** Start **

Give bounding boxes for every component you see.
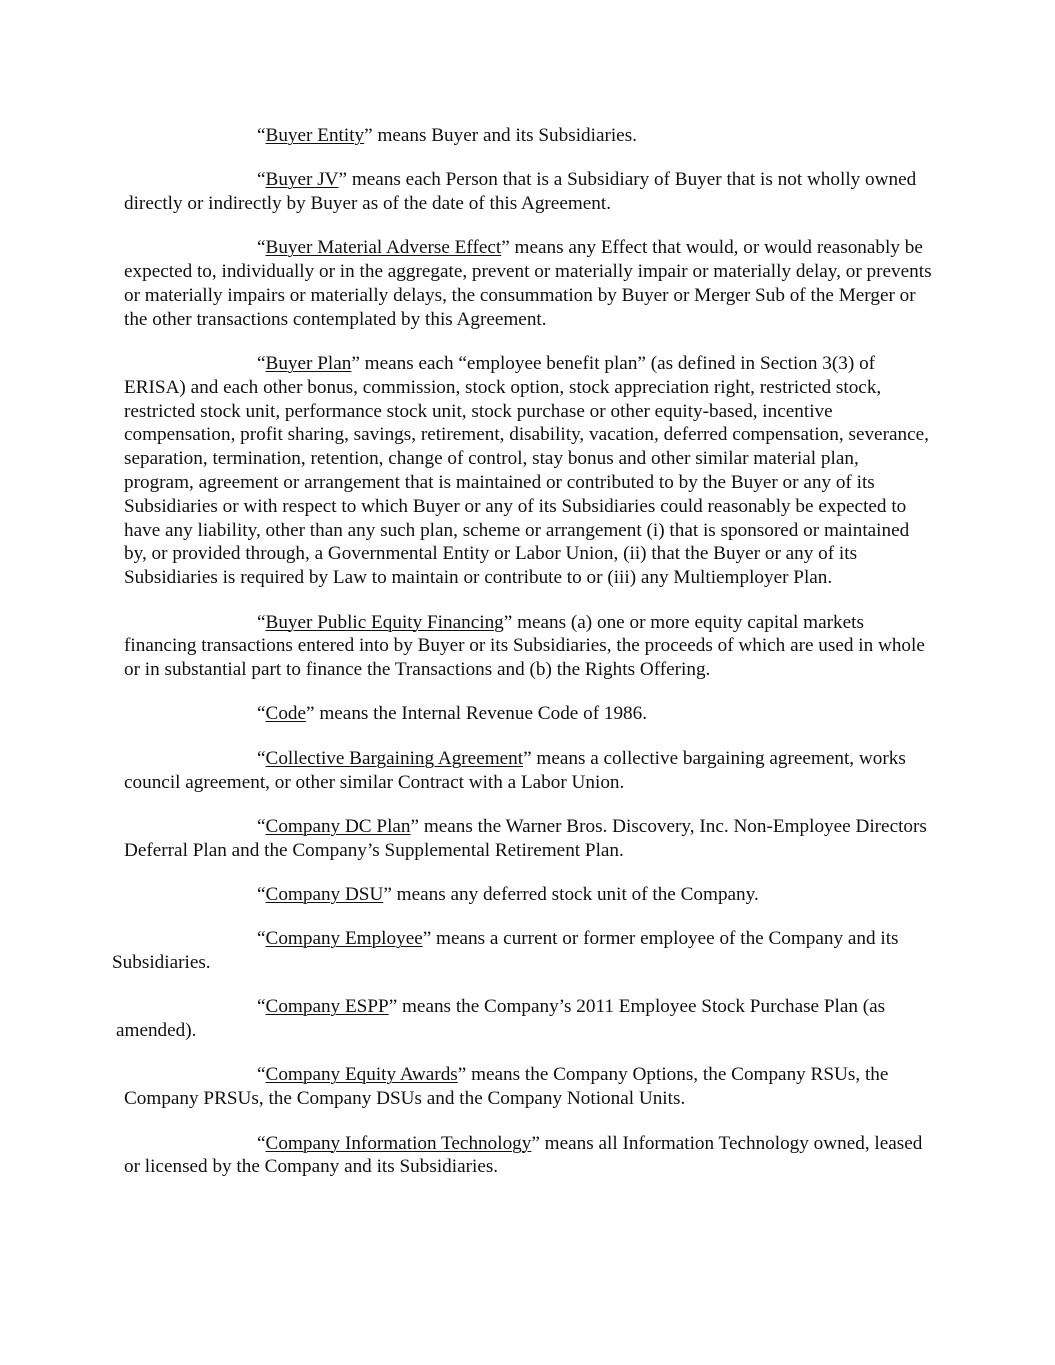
defined-term: Company DC Plan: [265, 815, 411, 837]
definition-text: ” means Buyer and its Subsidiaries.: [364, 125, 637, 146]
definition-collective-bargaining-agreement: “Collective Bargaining Agreement” means a collective bargaining agreement, works council agreement, or other similar Contract with a Labor Union.: [124, 747, 906, 793]
definition-text: ” means a collective bargaining agreement, works council agreement, or other similar Contract with a Labor Union.: [124, 747, 906, 793]
definition-company-dsu: “Company DSU” means any deferred stock unit of the Company.: [257, 883, 759, 905]
definition-text: ” means any Effect that would, or would reasonably be expected to, individually or in the aggregate, prevent or materially impair or materially delay, or prevents or materially impairs or materially delays, the consummation by Buyer or Merger Sub of the Merger or the other transactions contemplated by this Agreement.: [124, 237, 932, 330]
definition-company-espp: “Company ESPP” means the Company’s 2011 Employee Stock Purchase Plan (as amended).: [116, 996, 886, 1042]
defined-term: Company Employee: [265, 928, 423, 950]
definition-text: ” means (a) one or more equity capital markets financing transactions entered into by Buyer or its Subsidiaries, the proceeds of which are used in whole or in substantial part to finance the Transactions and (b) the Rights Offering.: [124, 611, 925, 681]
definition-text: ” means the Company’s 2011 Employee Stock Purchase Plan (as amended).: [116, 996, 886, 1042]
definition-text: ” means the Company Options, the Company RSUs, the Company PRSUs, the Company DSUs and the Company Notional Units.: [124, 1064, 889, 1110]
definition-company-information-technology: “Company Information Technology” means all Information Technology owned, leased or licensed by the Company and its Subsidiaries.: [124, 1132, 923, 1178]
definition-buyer-entity: “Buyer Entity” means Buyer and its Subsidiaries.: [257, 125, 637, 146]
definition-company-dc-plan: “Company DC Plan” means the Warner Bros. Discovery, Inc. Non-Employee Directors Deferral Plan and the Company’s Supplemental Retirement Plan.: [124, 815, 927, 861]
definition-text: ” means a current or former employee of the Company and its Subsidiaries.: [112, 928, 899, 974]
defined-term: Buyer Entity: [265, 125, 365, 146]
definition-text: ” means the Warner Bros. Discovery, Inc. Non-Employee Directors Deferral Plan and the Company’s Supplemental Retirement Plan.: [124, 815, 927, 861]
defined-term: Buyer JV: [265, 169, 339, 191]
definition-text: ” means any deferred stock unit of the Company.: [383, 883, 759, 905]
defined-term: Buyer Public Equity Financing: [265, 611, 504, 633]
document-page: [112, 124, 932, 1200]
defined-term: Company ESPP: [265, 996, 389, 1018]
defined-term: Collective Bargaining Agreement: [265, 747, 524, 769]
definition-text: ” means each “employee benefit plan” (as defined in Section 3(3) of ERISA) and each other bonus, commission, stock option, stock appreciation right, restricted stock, restricted stock unit, performance stock unit, stock purchase or other equity-based, incentive compensation, profit sharing, savings, retirement, disability, vacation, deferred compensation, severance, separation, termination, retention, change of control, stay bonus and other similar material plan, program, agreement or arrangement that is maintained or contributed to by the Buyer or any of its Subsidiaries or with respect to which Buyer or any of its Subsidiaries could reasonably be expected to have any liability, other than any such plan, scheme or arrangement (i) that is sponsored or maintained by, or provided through, a Governmental Entity or Labor Union, (ii) that the Buyer or any of its Subsidiaries is required by Law to maintain or contribute to or (iii) any Multiemployer Plan.: [124, 353, 929, 589]
definition-company-equity-awards: “Company Equity Awards” means the Company Options, the Company RSUs, the Company PRSUs, the Company DSUs and the Company Notional Units.: [124, 1064, 889, 1110]
definition-code: “Code” means the Internal Revenue Code of 1986.: [257, 703, 648, 725]
defined-term: Company Equity Awards: [265, 1064, 458, 1086]
definition-text: ” means all Information Technology owned, leased or licensed by the Company and its Subsidiaries.: [124, 1132, 923, 1178]
defined-term: Company Information Technology: [265, 1132, 532, 1154]
definition-text: ” means the Internal Revenue Code of 1986.: [306, 703, 648, 725]
definition-buyer-material-adverse-effect: “Buyer Material Adverse Effect” means any Effect that would, or would reasonably be expected to, individually or in the aggregate, prevent or materially impair or materially delay, or prevents or materially impairs or materially delays, the consummation by Buyer or Merger Sub of the Merger or the other transactions contemplated by this Agreement.: [124, 237, 932, 330]
definition-buyer-public-equity-financing: “Buyer Public Equity Financing” means (a) one or more equity capital markets financing transactions entered into by Buyer or its Subsidiaries, the proceeds of which are used in whole or in substantial part to finance the Transactions and (b) the Rights Offering.: [124, 611, 925, 681]
defined-term: Code: [265, 703, 307, 725]
definition-buyer-jv: “Buyer JV” means each Person that is a Subsidiary of Buyer that is not wholly owned directly or indirectly by Buyer as of the date of this Agreement.: [124, 169, 917, 215]
defined-term: Buyer Plan: [265, 353, 352, 375]
defined-term: Company DSU: [265, 883, 384, 905]
defined-term: Buyer Material Adverse Effect: [265, 237, 502, 259]
definition-text: ” means each Person that is a Subsidiary of Buyer that is not wholly owned directly or indirectly by Buyer as of the date of this Agreement.: [124, 169, 917, 215]
definition-company-employee: “Company Employee” means a current or former employee of the Company and its Subsidiaries.: [112, 928, 899, 974]
definition-buyer-plan: “Buyer Plan” means each “employee benefit plan” (as defined in Section 3(3) of ERISA) and each other bonus, commission, stock option, stock appreciation right, restricted stock, restricted stock unit, performance stock unit, stock purchase or other equity-based, incentive compensation, profit sharing, savings, retirement, disability, vacation, deferred compensation, severance, separation, termination, retention, change of control, stay bonus and other similar material plan, program, agreement or arrangement that is maintained or contributed to by the Buyer or any of its Subsidiaries or with respect to which Buyer or any of its Subsidiaries could reasonably be expected to have any liability, other than any such plan, scheme or arrangement (i) that is sponsored or maintained by, or provided through, a Governmental Entity or Labor Union, (ii) that the Buyer or any of its Subsidiaries is required by Law to maintain or contribute to or (iii) any Multiemployer Plan.: [124, 353, 929, 589]
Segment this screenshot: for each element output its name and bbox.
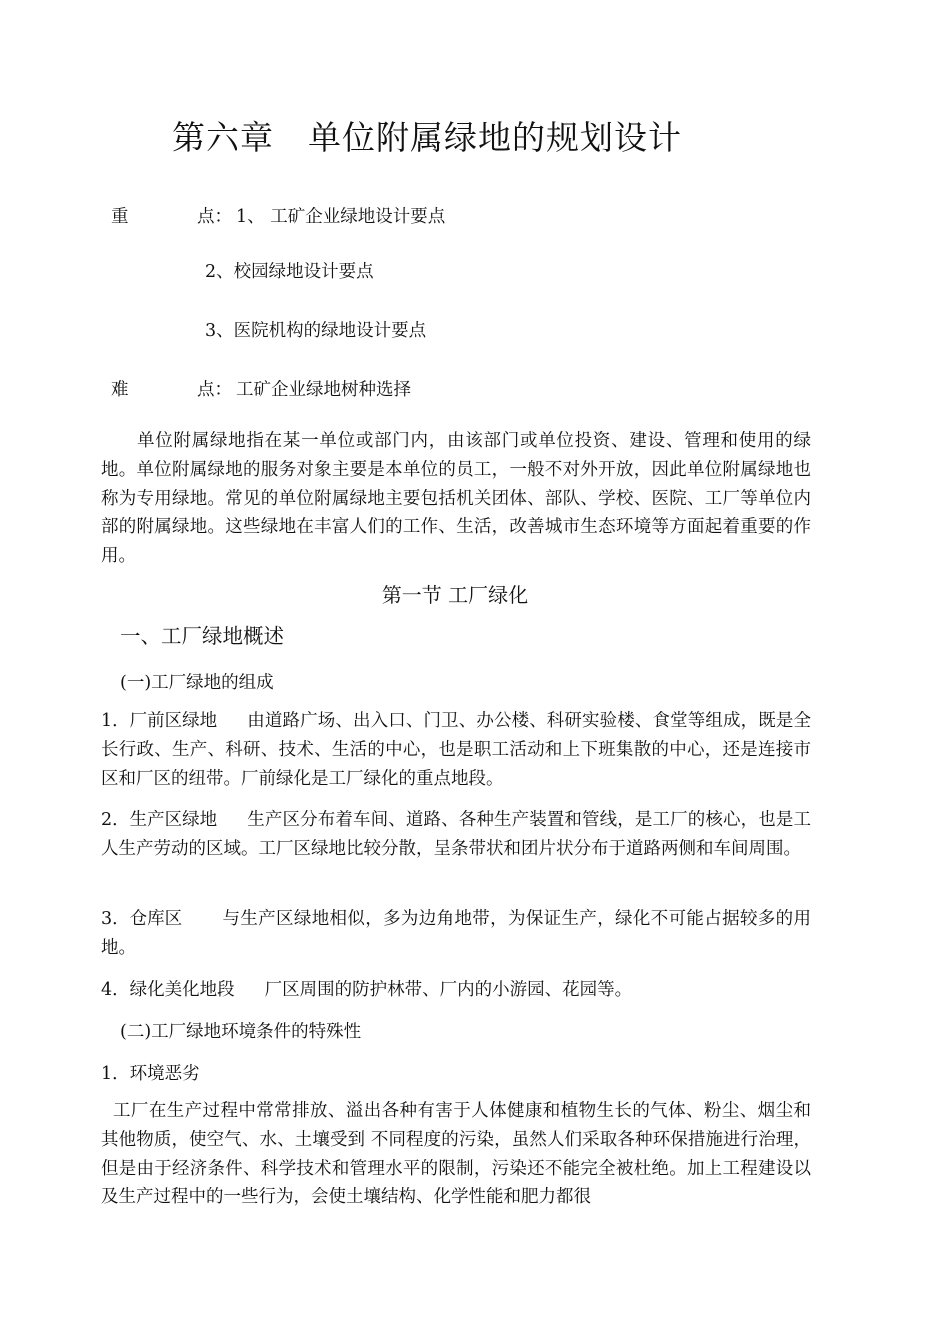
composition-item-label: 1．厂前区绿地	[101, 711, 218, 731]
composition-item-text: 生产区分布着车间、道路、各种生产装置和管线，是工厂的核心，也是工人生产劳动的区域。工厂区绿地比较分散，呈条带状和团片状分布于道路两侧和车间周围。	[101, 810, 811, 859]
difficult-points-label-b: 点：	[197, 380, 232, 400]
composition-item-text: 与生产区绿地相似，多为边角地带，为保证生产，绿化不可能占据较多的用地。	[101, 909, 811, 958]
key-point-item-3: 3、医院机构的绿地设计要点	[205, 321, 427, 341]
subheading-conditions: (二)工厂绿地环境条件的特殊性	[120, 1022, 362, 1042]
chapter-number: 第六章	[172, 118, 274, 157]
composition-item-2	[101, 806, 811, 864]
difficult-points-label-a: 难	[111, 380, 129, 400]
composition-item-label: 2．生产区绿地	[101, 810, 218, 830]
composition-item-1	[101, 707, 811, 793]
composition-item-4	[101, 976, 811, 1005]
key-points-label-b: 点：	[197, 207, 232, 227]
difficult-points-text: 工矿企业绿地树种选择	[236, 380, 411, 400]
intro-paragraph: 单位附属绿地指在某一单位或部门内，由该部门或单位投资、建设、管理和使用的绿地。单位附属绿地的服务对象主要是本单位的员工，一般不对外开放，因此单位附属绿地也称为专用绿地。常见的单位附属绿地主要包括机关团体、部队、学校、医院、工厂等单位内部的附属绿地。这些绿地在丰富人们的工作、生活，改善城市生态环境等方面起着重要的作用。	[101, 431, 811, 567]
heading-1: 一、工厂绿地概述	[120, 624, 284, 648]
chapter-title	[172, 114, 682, 162]
composition-item-3	[101, 905, 811, 963]
section-title: 第一节 工厂绿化	[381, 583, 529, 607]
composition-item-label: 3．仓库区	[101, 909, 183, 929]
key-point-item-1: 1、 工矿企业绿地设计要点	[236, 207, 446, 227]
composition-item-text: 由道路广场、出入口、门卫、办公楼、科研实验楼、食堂等组成，既是全长行政、生产、科研、技术、生活的中心，也是职工活动和上下班集散的中心，还是连接市区和厂区的纽带。厂前绿化是工厂绿化的重点地段。	[101, 711, 811, 789]
chapter-name: 单位附属绿地的规划设计	[308, 118, 682, 157]
condition-1-paragraph: 工厂在生产过程中常常排放、溢出各种有害于人体健康和植物生长的气体、粉尘、烟尘和其他物质，使空气、水、土壤受到 不同程度的污染，虽然人们采取各种环保措施进行治理，但是由于经济条件、科学技术和管理水平的限制，污染还不能完全被杜绝。加上工程建设以及生产过程中的一些行为，会使土壤结构、化学性能和肥力都很	[101, 1101, 811, 1208]
key-point-item-2: 2、校园绿地设计要点	[205, 262, 374, 282]
condition-1-label: 1．环境恶劣	[101, 1064, 200, 1084]
composition-item-label: 4．绿化美化地段	[101, 980, 235, 1000]
subheading-composition: (一)工厂绿地的组成	[120, 673, 274, 693]
composition-item-text: 厂区周围的防护林带、厂内的小游园、花园等。	[264, 980, 633, 1000]
key-points-label-a: 重	[111, 207, 129, 227]
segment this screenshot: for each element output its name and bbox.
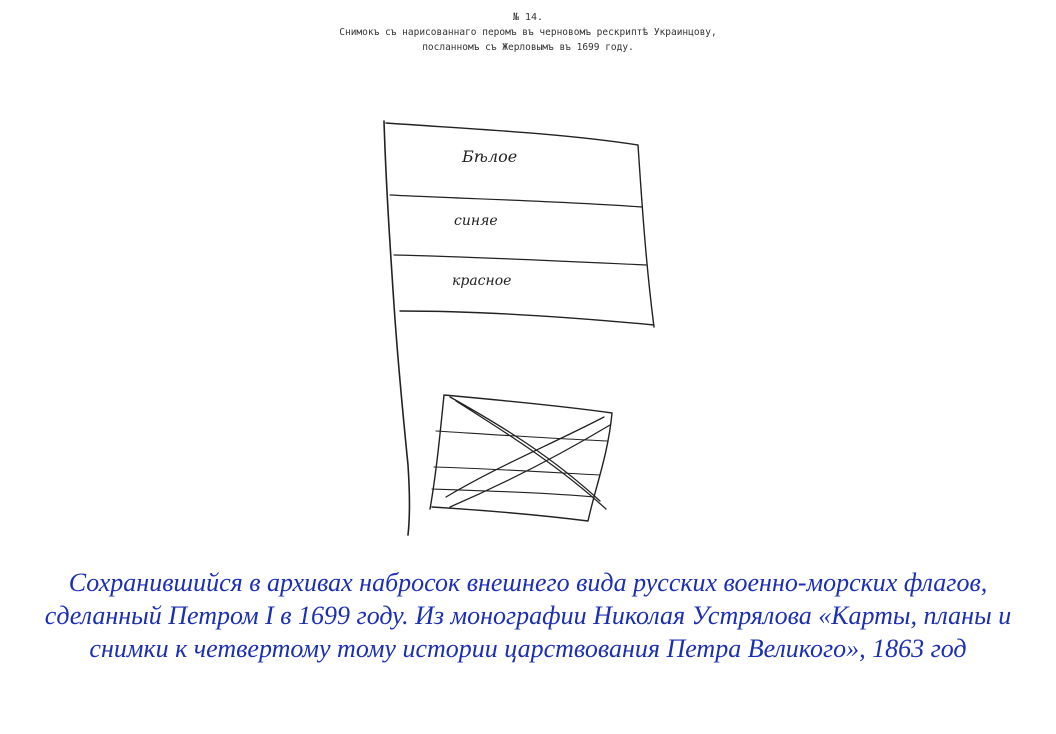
stripe-label-blue: синяе	[454, 213, 498, 229]
stripe-label-white: Бѣлое	[462, 147, 518, 166]
figure-number: № 14.	[512, 12, 544, 23]
stripe-divider-1	[390, 195, 642, 207]
header-line-2: посланномъ съ Жерловымъ въ 1699 году.	[422, 42, 634, 53]
stripe-divider-2	[394, 255, 646, 265]
caption: Сохранившийся в архивах набросок внешнего вида русских военно-морских флагов, сделанный Петром I в 1699 году. Из монографии Николая Устрялова «Карты, планы и снимки к четвертому тому истории царствования Петра Великого», 1863 год	[44, 568, 1012, 663]
document-header	[0, 10, 1056, 55]
saltire-cross	[446, 397, 610, 509]
stripe-label-red: красное	[452, 273, 512, 289]
flagpole	[384, 121, 410, 535]
header-line-1: Снимокъ съ нарисованнаго перомъ въ черновомъ рескриптѣ Украинцову,	[339, 27, 717, 38]
tricolor-flag-outline	[386, 123, 654, 327]
flag-sketch	[360, 105, 680, 545]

** End **

**Directions for this task:** Transcribe verbatim the lines of the entries from the one containing "213, 498, 229]" through the last line of the entries, with both ends included.

**Task solution:**
stripe-label-blue: синяе	[454, 213, 498, 229]
stripe-label-white: Бѣлое	[462, 147, 518, 166]
figure-number: № 14.	[512, 12, 544, 23]
stripe-divider-1	[390, 195, 642, 207]
header-line-2: посланномъ съ Жерловымъ въ 1699 году.	[422, 42, 634, 53]
stripe-divider-2	[394, 255, 646, 265]
caption: Сохранившийся в архивах набросок внешнего вида русских военно-морских флагов, сделанный Петром I в 1699 году. Из монографии Николая Устрялова «Карты, планы и снимки к четвертому тому истории царствования Петра Великого», 1863 год	[44, 568, 1012, 663]
document-header	[0, 10, 1056, 55]
saltire-cross	[446, 397, 610, 509]
stripe-label-red: красное	[452, 273, 512, 289]
flagpole	[384, 121, 410, 535]
header-line-1: Снимокъ съ нарисованнаго перомъ въ черновомъ рескриптѣ Украинцову,	[339, 27, 717, 38]
tricolor-flag-outline	[386, 123, 654, 327]
flag-sketch	[360, 105, 680, 545]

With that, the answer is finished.